Given entries =>
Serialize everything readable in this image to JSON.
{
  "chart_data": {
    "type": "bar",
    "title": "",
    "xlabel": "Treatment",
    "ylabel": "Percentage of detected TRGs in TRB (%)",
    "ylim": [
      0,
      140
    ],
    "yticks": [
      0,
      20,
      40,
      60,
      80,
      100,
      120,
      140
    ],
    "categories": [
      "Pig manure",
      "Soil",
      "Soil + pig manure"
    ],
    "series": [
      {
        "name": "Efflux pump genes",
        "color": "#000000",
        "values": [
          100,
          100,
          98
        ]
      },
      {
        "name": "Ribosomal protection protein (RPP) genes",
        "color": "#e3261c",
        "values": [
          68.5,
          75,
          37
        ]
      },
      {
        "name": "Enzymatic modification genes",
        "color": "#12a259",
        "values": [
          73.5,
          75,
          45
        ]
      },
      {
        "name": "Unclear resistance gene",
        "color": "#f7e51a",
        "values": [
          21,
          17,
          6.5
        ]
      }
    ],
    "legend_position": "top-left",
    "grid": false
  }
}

What this task involves =>
The data is to be reproduced in full, every line intact.

Exercise solution =>
Serialize everything readable in this image to JSON.
{
  "chart_data": {
    "type": "bar",
    "title": "",
    "xlabel": "Treatment",
    "ylabel": "Percentage of detected TRGs in TRB (%)",
    "ylim": [
      0,
      140
    ],
    "yticks": [
      0,
      20,
      40,
      60,
      80,
      100,
      120,
      140
    ],
    "categories": [
      "Pig manure",
      "Soil",
      "Soil + pig manure"
    ],
    "series": [
      {
        "name": "Efflux pump genes",
        "color": "#000000",
        "values": [
          100,
          100,
          98
        ]
      },
      {
        "name": "Ribosomal protection protein (RPP) genes",
        "color": "#e3261c",
        "values": [
          68.5,
          75,
          37
        ]
      },
      {
        "name": "Enzymatic modification genes",
        "color": "#12a259",
        "values": [
          73.5,
          75,
          45
        ]
      },
      {
        "name": "Unclear resistance gene",
        "color": "#f7e51a",
        "values": [
          21,
          17,
          6.5
        ]
      }
    ],
    "legend_position": "top-left",
    "grid": false
  }
}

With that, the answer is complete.